To do: Find each line holding the word "color" and give the number of such lines, nothing else.
[START Available records]
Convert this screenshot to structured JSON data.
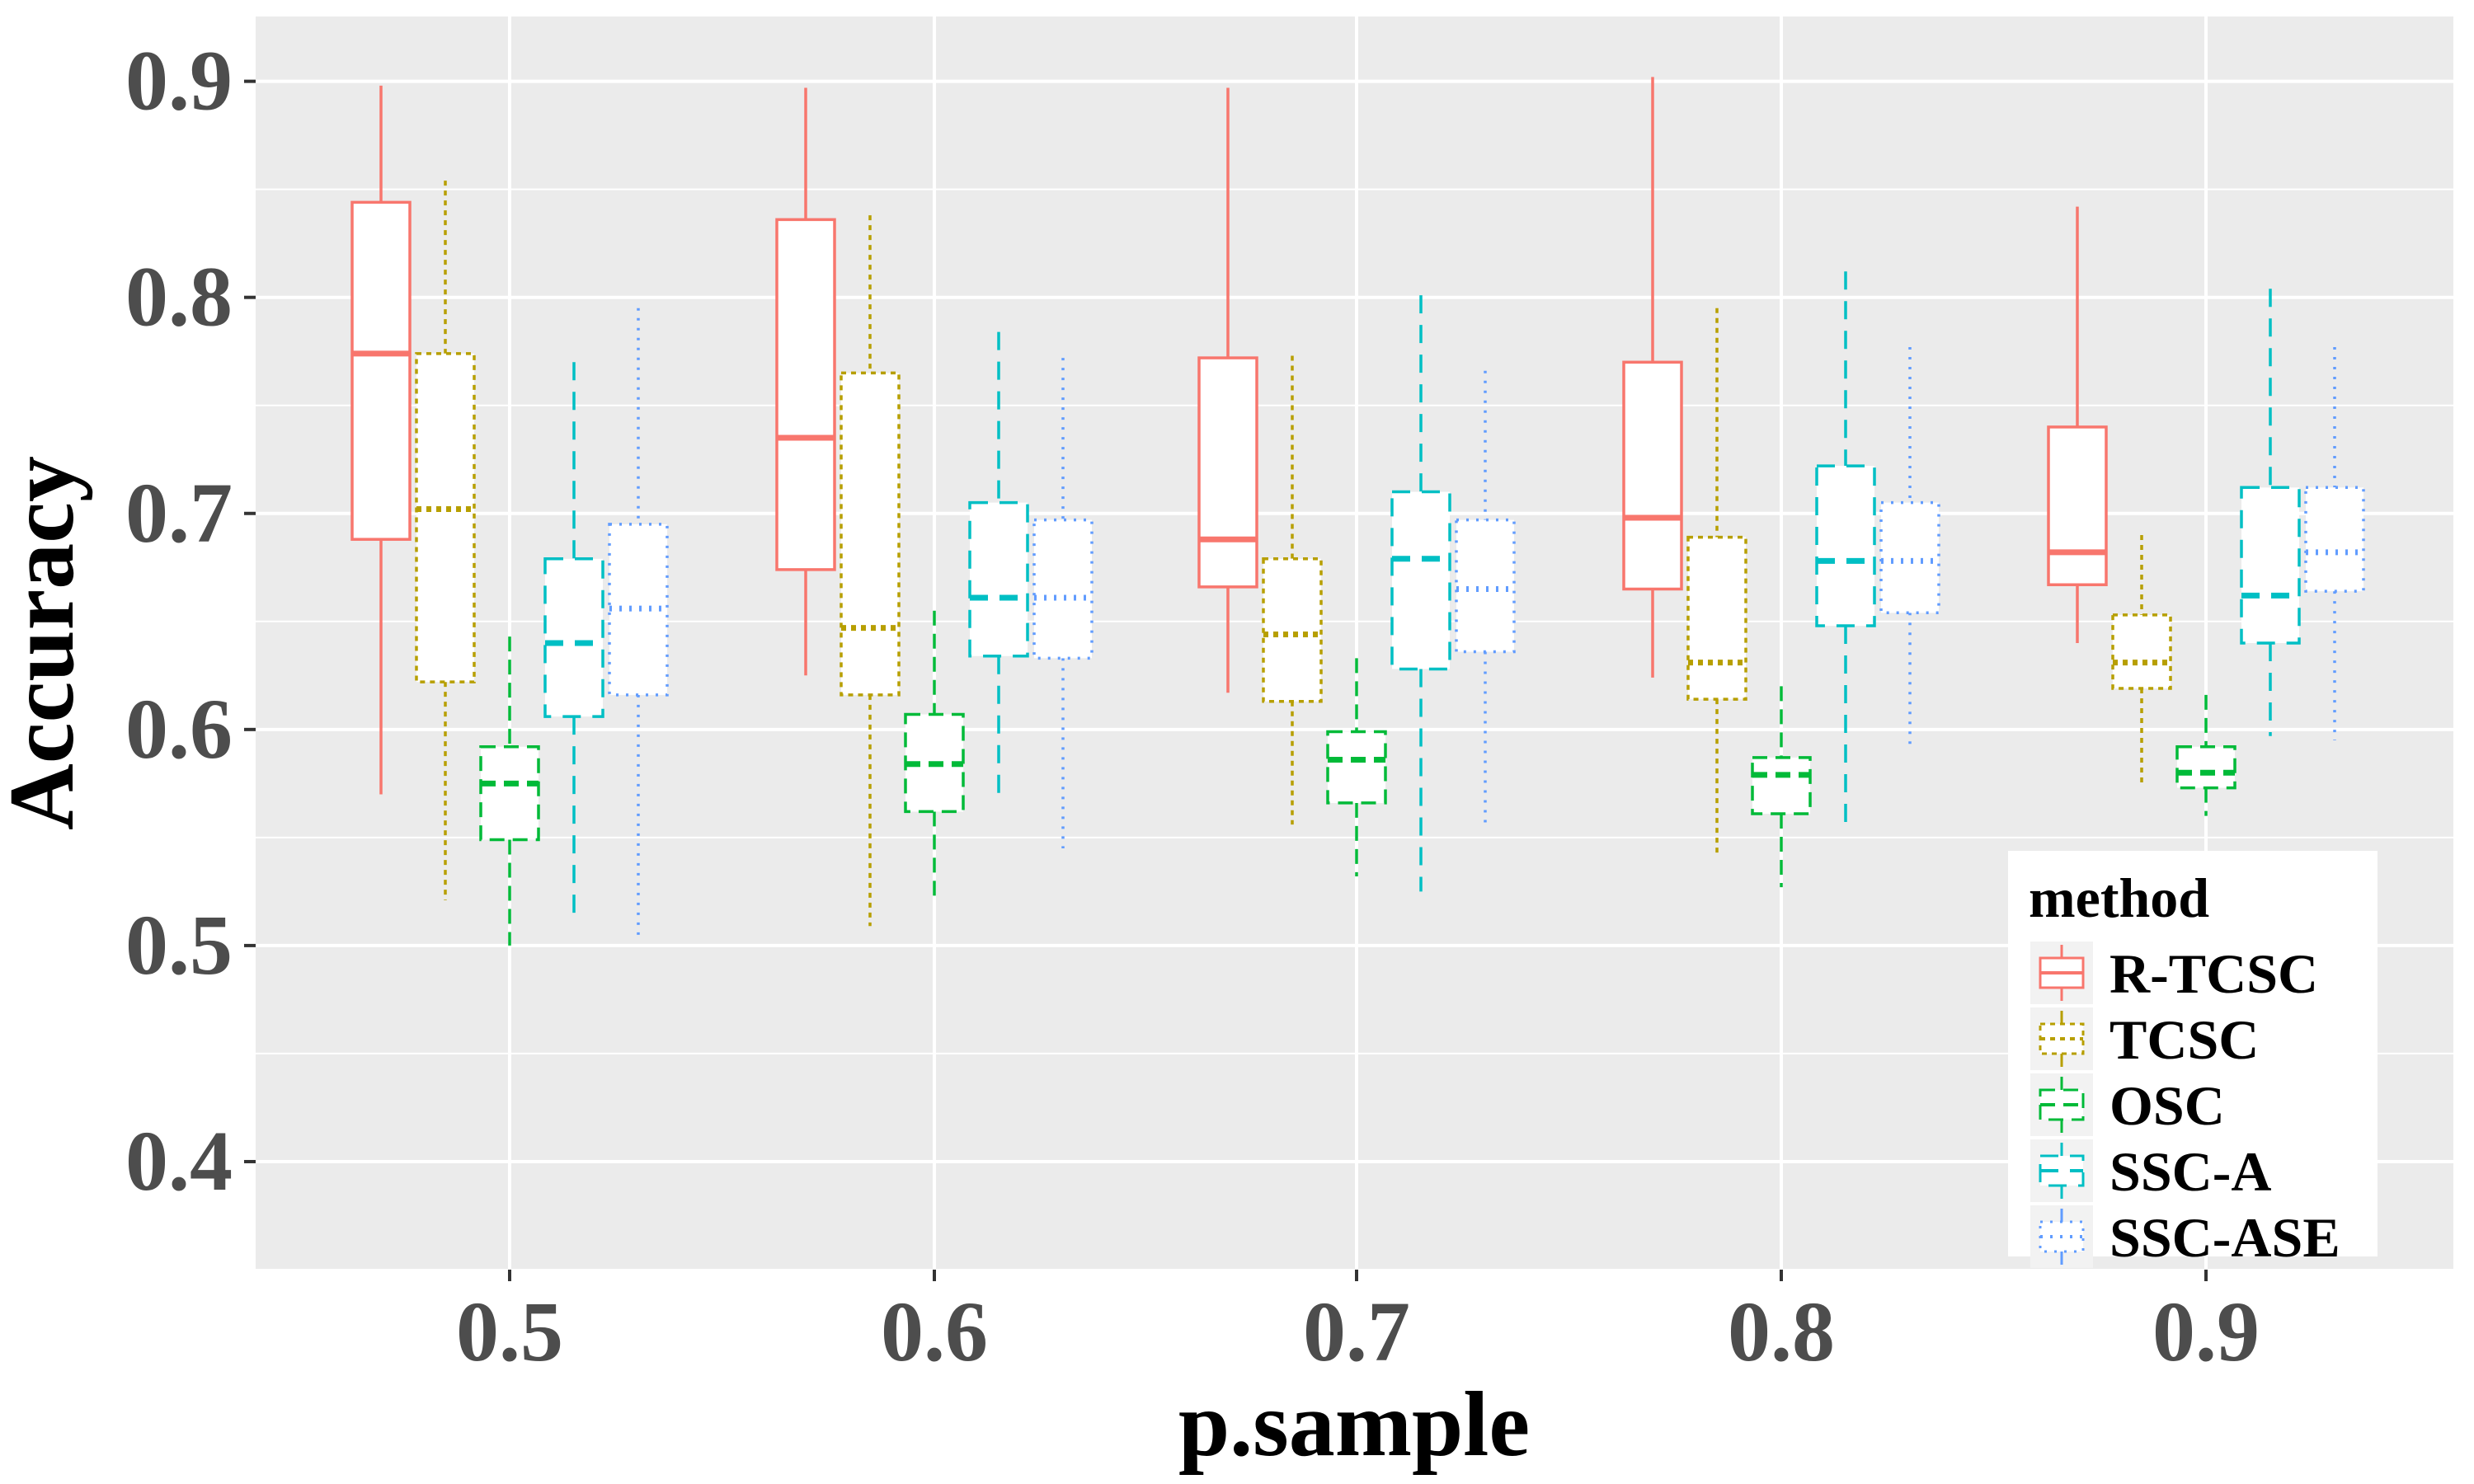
{
  "chart_data": {
    "type": "boxplot",
    "xlabel": "p.sample",
    "ylabel": "Accuracy",
    "categories": [
      "0.5",
      "0.6",
      "0.7",
      "0.8",
      "0.9"
    ],
    "y_ticks": [
      "0.4",
      "0.5",
      "0.6",
      "0.7",
      "0.8",
      "0.9"
    ],
    "ylim": [
      0.35,
      0.93
    ],
    "grid": true,
    "legend": {
      "title": "method",
      "position": "bottom-right"
    },
    "series": [
      {
        "name": "R-TCSC",
        "color": "#F8766D",
        "dash": "solid",
        "boxes": [
          {
            "min": 0.57,
            "q1": 0.688,
            "median": 0.774,
            "q3": 0.844,
            "max": 0.898
          },
          {
            "min": 0.625,
            "q1": 0.674,
            "median": 0.735,
            "q3": 0.836,
            "max": 0.897
          },
          {
            "min": 0.617,
            "q1": 0.666,
            "median": 0.688,
            "q3": 0.772,
            "max": 0.897
          },
          {
            "min": 0.624,
            "q1": 0.665,
            "median": 0.698,
            "q3": 0.77,
            "max": 0.902
          },
          {
            "min": 0.64,
            "q1": 0.667,
            "median": 0.682,
            "q3": 0.74,
            "max": 0.842
          }
        ]
      },
      {
        "name": "TCSC",
        "color": "#B79F00",
        "dash": "dotted",
        "boxes": [
          {
            "min": 0.521,
            "q1": 0.622,
            "median": 0.702,
            "q3": 0.774,
            "max": 0.854
          },
          {
            "min": 0.509,
            "q1": 0.616,
            "median": 0.647,
            "q3": 0.765,
            "max": 0.838
          },
          {
            "min": 0.556,
            "q1": 0.613,
            "median": 0.644,
            "q3": 0.679,
            "max": 0.773
          },
          {
            "min": 0.543,
            "q1": 0.614,
            "median": 0.631,
            "q3": 0.689,
            "max": 0.795
          },
          {
            "min": 0.574,
            "q1": 0.619,
            "median": 0.631,
            "q3": 0.653,
            "max": 0.69
          }
        ]
      },
      {
        "name": "OSC",
        "color": "#00BA38",
        "dash": "dashed",
        "boxes": [
          {
            "min": 0.5,
            "q1": 0.549,
            "median": 0.575,
            "q3": 0.592,
            "max": 0.643
          },
          {
            "min": 0.52,
            "q1": 0.562,
            "median": 0.584,
            "q3": 0.607,
            "max": 0.655
          },
          {
            "min": 0.532,
            "q1": 0.566,
            "median": 0.586,
            "q3": 0.599,
            "max": 0.633
          },
          {
            "min": 0.527,
            "q1": 0.561,
            "median": 0.579,
            "q3": 0.587,
            "max": 0.62
          },
          {
            "min": 0.56,
            "q1": 0.573,
            "median": 0.58,
            "q3": 0.592,
            "max": 0.616
          }
        ]
      },
      {
        "name": "SSC-A",
        "color": "#00BFC4",
        "dash": "longdash",
        "boxes": [
          {
            "min": 0.514,
            "q1": 0.606,
            "median": 0.64,
            "q3": 0.679,
            "max": 0.77
          },
          {
            "min": 0.566,
            "q1": 0.634,
            "median": 0.661,
            "q3": 0.705,
            "max": 0.784
          },
          {
            "min": 0.525,
            "q1": 0.628,
            "median": 0.679,
            "q3": 0.71,
            "max": 0.801
          },
          {
            "min": 0.556,
            "q1": 0.648,
            "median": 0.678,
            "q3": 0.722,
            "max": 0.812
          },
          {
            "min": 0.597,
            "q1": 0.64,
            "median": 0.662,
            "q3": 0.712,
            "max": 0.804
          }
        ]
      },
      {
        "name": "SSC-ASE",
        "color": "#619CFF",
        "dash": "dotted-fine",
        "boxes": [
          {
            "min": 0.504,
            "q1": 0.616,
            "median": 0.656,
            "q3": 0.695,
            "max": 0.795
          },
          {
            "min": 0.545,
            "q1": 0.633,
            "median": 0.661,
            "q3": 0.697,
            "max": 0.772
          },
          {
            "min": 0.554,
            "q1": 0.636,
            "median": 0.665,
            "q3": 0.697,
            "max": 0.766
          },
          {
            "min": 0.59,
            "q1": 0.654,
            "median": 0.678,
            "q3": 0.705,
            "max": 0.777
          },
          {
            "min": 0.595,
            "q1": 0.664,
            "median": 0.682,
            "q3": 0.712,
            "max": 0.777
          }
        ]
      }
    ]
  }
}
[END Available records]
Answer to this task: 5